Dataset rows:

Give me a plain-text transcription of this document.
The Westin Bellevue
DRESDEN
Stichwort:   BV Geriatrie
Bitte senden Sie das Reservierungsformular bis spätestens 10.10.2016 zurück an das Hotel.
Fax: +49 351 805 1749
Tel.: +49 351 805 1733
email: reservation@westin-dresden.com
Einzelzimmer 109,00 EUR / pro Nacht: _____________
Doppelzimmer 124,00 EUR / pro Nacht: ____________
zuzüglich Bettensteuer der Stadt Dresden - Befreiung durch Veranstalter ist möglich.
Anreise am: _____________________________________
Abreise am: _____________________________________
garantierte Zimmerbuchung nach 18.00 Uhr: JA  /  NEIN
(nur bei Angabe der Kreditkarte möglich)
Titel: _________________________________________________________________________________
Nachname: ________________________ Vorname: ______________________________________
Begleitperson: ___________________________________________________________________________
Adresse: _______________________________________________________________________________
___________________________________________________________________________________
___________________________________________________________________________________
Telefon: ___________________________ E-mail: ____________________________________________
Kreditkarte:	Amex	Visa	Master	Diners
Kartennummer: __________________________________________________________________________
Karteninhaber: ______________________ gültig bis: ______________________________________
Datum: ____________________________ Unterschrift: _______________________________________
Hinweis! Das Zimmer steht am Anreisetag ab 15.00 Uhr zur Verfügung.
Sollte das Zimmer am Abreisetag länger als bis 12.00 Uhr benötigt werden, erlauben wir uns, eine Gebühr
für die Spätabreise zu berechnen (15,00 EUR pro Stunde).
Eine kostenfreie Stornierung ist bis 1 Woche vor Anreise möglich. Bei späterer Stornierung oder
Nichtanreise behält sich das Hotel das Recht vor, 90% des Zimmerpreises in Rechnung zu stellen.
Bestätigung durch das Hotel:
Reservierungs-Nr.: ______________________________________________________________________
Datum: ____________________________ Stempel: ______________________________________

▶ Task to complete: Return the entries above exactly as they appear.

▶ Solution for this exercise:
Give me a plain-text transcription of this document.
The Westin Bellevue
DRESDEN
Stichwort:   BV Geriatrie
Bitte senden Sie das Reservierungsformular bis spätestens 10.10.2016 zurück an das Hotel.
Fax: +49 351 805 1749
Tel.: +49 351 805 1733
email: reservation@westin-dresden.com
Einzelzimmer 109,00 EUR / pro Nacht: _____________
Doppelzimmer 124,00 EUR / pro Nacht: ____________
zuzüglich Bettensteuer der Stadt Dresden - Befreiung durch Veranstalter ist möglich.
Anreise am: _____________________________________
Abreise am: _____________________________________
garantierte Zimmerbuchung nach 18.00 Uhr: JA  /  NEIN
(nur bei Angabe der Kreditkarte möglich)
Titel: _________________________________________________________________________________
Nachname: ________________________ Vorname: ______________________________________
Begleitperson: ___________________________________________________________________________
Adresse: _______________________________________________________________________________
___________________________________________________________________________________
___________________________________________________________________________________
Telefon: ___________________________ E-mail: ____________________________________________
Kreditkarte:	Amex	Visa	Master	Diners
Kartennummer: __________________________________________________________________________
Karteninhaber: ______________________ gültig bis: ______________________________________
Datum: ____________________________ Unterschrift: _______________________________________
Hinweis! Das Zimmer steht am Anreisetag ab 15.00 Uhr zur Verfügung.
Sollte das Zimmer am Abreisetag länger als bis 12.00 Uhr benötigt werden, erlauben wir uns, eine Gebühr
für die Spätabreise zu berechnen (15,00 EUR pro Stunde).
Eine kostenfreie Stornierung ist bis 1 Woche vor Anreise möglich. Bei späterer Stornierung oder
Nichtanreise behält sich das Hotel das Recht vor, 90% des Zimmerpreises in Rechnung zu stellen.
Bestätigung durch das Hotel:
Reservierungs-Nr.: ______________________________________________________________________
Datum: ____________________________ Stempel: ______________________________________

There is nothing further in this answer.